Set the data down again, exactly as it reads, but without the pictures.

════════

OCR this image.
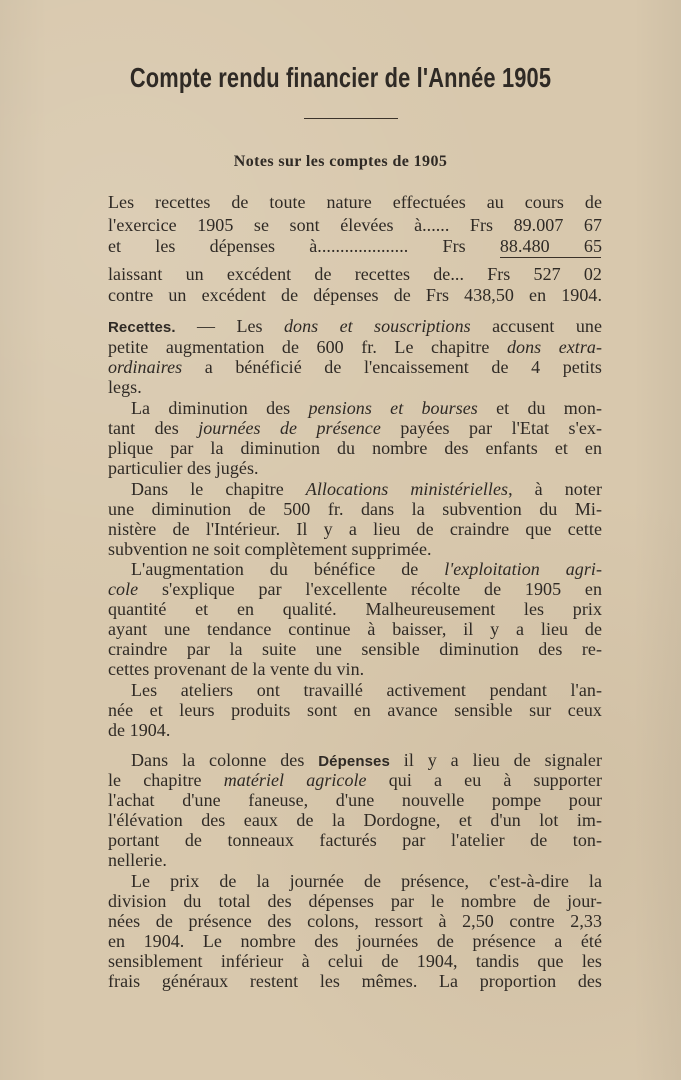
Compte rendu financier de l'Année 1905
Notes sur les comptes de 1905
Les recettes de toute nature effectuées au cours de
l'exercice 1905 se sont élevées à...... Frs 89.007 67
et les dépenses à.................... Frs 88.480 65
laissant un excédent de recettes de... Frs 527 02
contre un excédent de dépenses de Frs 438,50 en 1904.
Recettes. — Les dons et souscriptions accusent une
petite augmentation de 600 fr. Le chapitre dons extra-
ordinaires a bénéficié de l'encaissement de 4 petits
legs.
La diminution des pensions et bourses et du mon-
tant des journées de présence payées par l'Etat s'ex-
plique par la diminution du nombre des enfants et en
particulier des jugés.
Dans le chapitre Allocations ministérielles, à noter
une diminution de 500 fr. dans la subvention du Mi-
nistère de l'Intérieur. Il y a lieu de craindre que cette
subvention ne soit complètement supprimée.
L'augmentation du bénéfice de l'exploitation agri-
cole s'explique par l'excellente récolte de 1905 en
quantité et en qualité. Malheureusement les prix
ayant une tendance continue à baisser, il y a lieu de
craindre par la suite une sensible diminution des re-
cettes provenant de la vente du vin.
Les ateliers ont travaillé activement pendant l'an-
née et leurs produits sont en avance sensible sur ceux
de 1904.
Dans la colonne des Dépenses il y a lieu de signaler
le chapitre matériel agricole qui a eu à supporter
l'achat d'une faneuse, d'une nouvelle pompe pour
l'élévation des eaux de la Dordogne, et d'un lot im-
portant de tonneaux facturés par l'atelier de ton-
nellerie.
Le prix de la journée de présence, c'est-à-dire la
division du total des dépenses par le nombre de jour-
nées de présence des colons, ressort à 2,50 contre 2,33
en 1904. Le nombre des journées de présence a été
sensiblement inférieur à celui de 1904, tandis que les
frais généraux restent les mêmes. La proportion des
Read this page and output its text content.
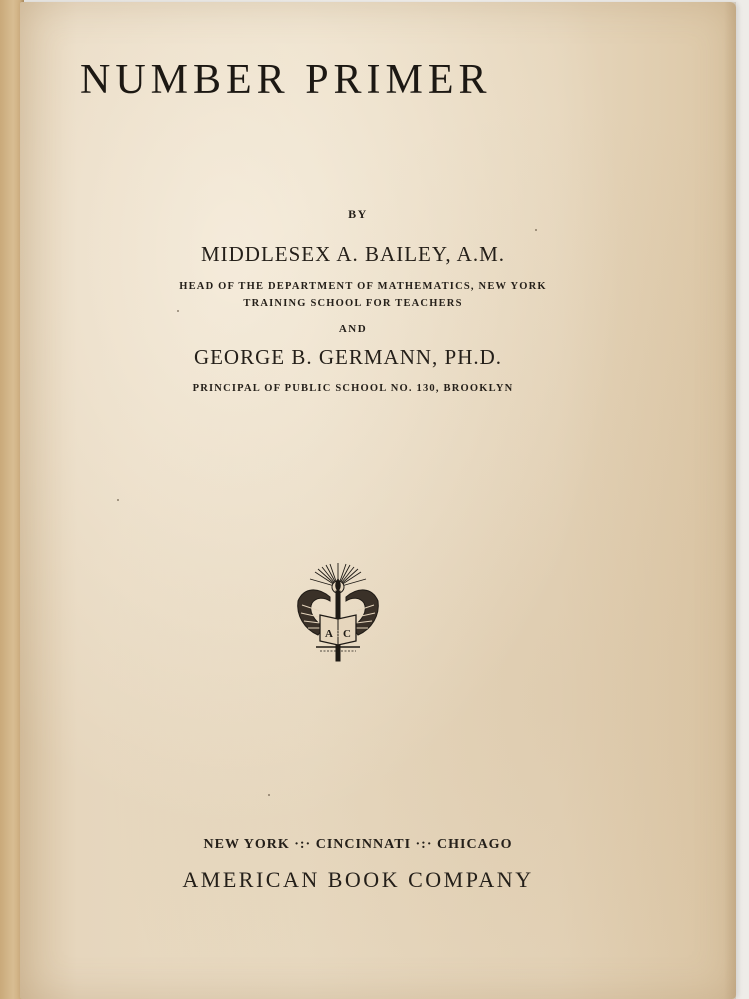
NUMBER PRIMER
BY
MIDDLESEX A. BAILEY, A.M.
HEAD OF THE DEPARTMENT OF MATHEMATICS, NEW YORK
TRAINING SCHOOL FOR TEACHERS
AND
GEORGE B. GERMANN, PH.D.
PRINCIPAL OF PUBLIC SCHOOL NO. 130, BROOKLYN
A B C
NEW YORK ·:· CINCINNATI ·:· CHICAGO
AMERICAN BOOK COMPANY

════════

*Result*
OCR this image.
Compte rendu financier de l'Année 1905
Notes sur les comptes de 1905
Les recettes de toute nature effectuées au cours de
l'exercice 1905 se sont élevées à...... Frs 89.007 67
et les dépenses à.................... Frs 88.480 65
laissant un excédent de recettes de... Frs 527 02
contre un excédent de dépenses de Frs 438,50 en 1904.
Recettes. — Les dons et souscriptions accusent une
petite augmentation de 600 fr. Le chapitre dons extra-
ordinaires a bénéficié de l'encaissement de 4 petits
legs.
La diminution des pensions et bourses et du mon-
tant des journées de présence payées par l'Etat s'ex-
plique par la diminution du nombre des enfants et en
particulier des jugés.
Dans le chapitre Allocations ministérielles, à noter
une diminution de 500 fr. dans la subvention du Mi-
nistère de l'Intérieur. Il y a lieu de craindre que cette
subvention ne soit complètement supprimée.
L'augmentation du bénéfice de l'exploitation agri-
cole s'explique par l'excellente récolte de 1905 en
quantité et en qualité. Malheureusement les prix
ayant une tendance continue à baisser, il y a lieu de
craindre par la suite une sensible diminution des re-
cettes provenant de la vente du vin.
Les ateliers ont travaillé activement pendant l'an-
née et leurs produits sont en avance sensible sur ceux
de 1904.
Dans la colonne des Dépenses il y a lieu de signaler
le chapitre matériel agricole qui a eu à supporter
l'achat d'une faneuse, d'une nouvelle pompe pour
l'élévation des eaux de la Dordogne, et d'un lot im-
portant de tonneaux facturés par l'atelier de ton-
nellerie.
Le prix de la journée de présence, c'est-à-dire la
division du total des dépenses par le nombre de jour-
nées de présence des colons, ressort à 2,50 contre 2,33
en 1904. Le nombre des journées de présence a été
sensiblement inférieur à celui de 1904, tandis que les
frais généraux restent les mêmes. La proportion des
Read this page and output its text content.
NUMBER PRIMER
BY
MIDDLESEX A. BAILEY, A.M.
HEAD OF THE DEPARTMENT OF MATHEMATICS, NEW YORK
TRAINING SCHOOL FOR TEACHERS
AND
GEORGE B. GERMANN, PH.D.
PRINCIPAL OF PUBLIC SCHOOL NO. 130, BROOKLYN
A B C
NEW YORK ·:· CINCINNATI ·:· CHICAGO
AMERICAN BOOK COMPANY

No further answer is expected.